* Challenge
Restate the data word for word and leave the images out.

* Items

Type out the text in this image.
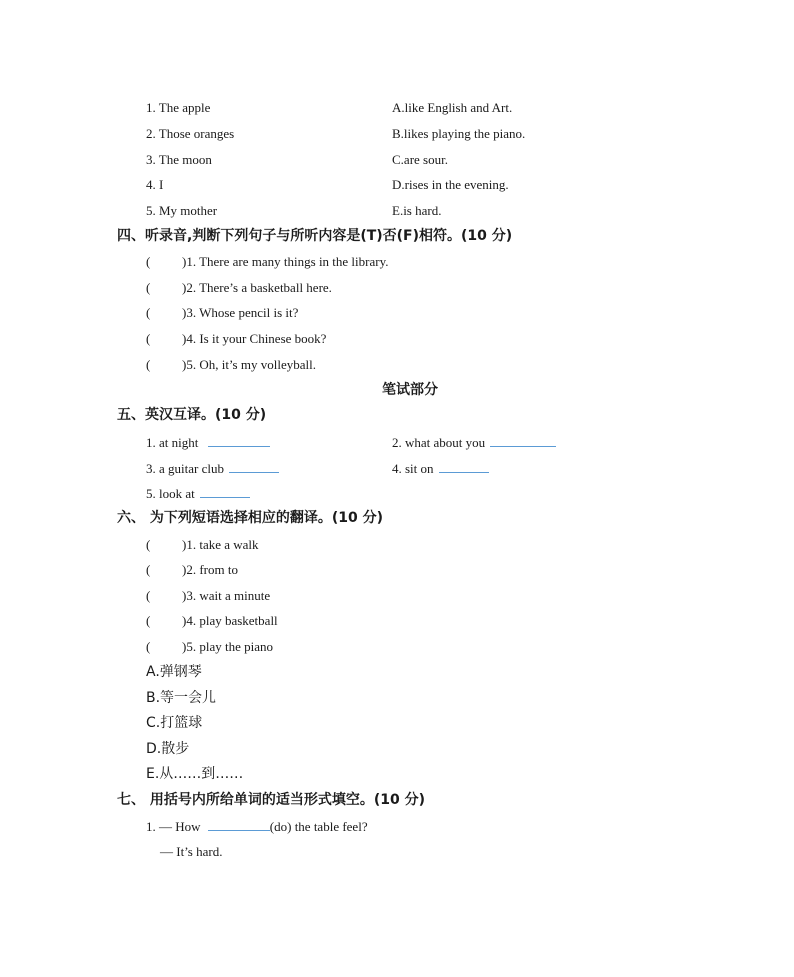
1. The apple	A.like English and Art.
2. Those oranges	B.likes playing the piano.
3. The moon	C.are sour.
4. I	D.rises in the evening.
5. My mother	E.is hard.
四、听录音,判断下列句子与所听内容是(T)否(F)相符。(10 分)
( )1. There are many things in the library.
( )2. There’s a basketball here.
( )3. Whose pencil is it?
( )4. Is it your Chinese book?
( )5. Oh, it’s my volleyball.
笔试部分
五、英汉互译。(10 分)
1. at night	2. what about you
3. a guitar club	4. sit on
5. look at
六、 为下列短语选择相应的翻译。(10 分)
( )1. take a walk
( )2. from to
( )3. wait a minute
( )4. play basketball
( )5. play the piano
A.弹钢琴
B.等一会儿
C.打篮球
D.散步
E.从……到……
七、 用括号内所给单词的适当形式填空。(10 分)
1. — How	(do) the table feel?
— It’s hard.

* Response to the exercise
Type out the text in this image.
1. The apple	A.like English and Art.
2. Those oranges	B.likes playing the piano.
3. The moon	C.are sour.
4. I	D.rises in the evening.
5. My mother	E.is hard.
四、听录音,判断下列句子与所听内容是(T)否(F)相符。(10 分)
( )1. There are many things in the library.
( )2. There’s a basketball here.
( )3. Whose pencil is it?
( )4. Is it your Chinese book?
( )5. Oh, it’s my volleyball.
笔试部分
五、英汉互译。(10 分)
1. at night	2. what about you
3. a guitar club	4. sit on
5. look at
六、 为下列短语选择相应的翻译。(10 分)
( )1. take a walk
( )2. from to
( )3. wait a minute
( )4. play basketball
( )5. play the piano
A.弹钢琴
B.等一会儿
C.打篮球
D.散步
E.从……到……
七、 用括号内所给单词的适当形式填空。(10 分)
1. — How	(do) the table feel?
— It’s hard.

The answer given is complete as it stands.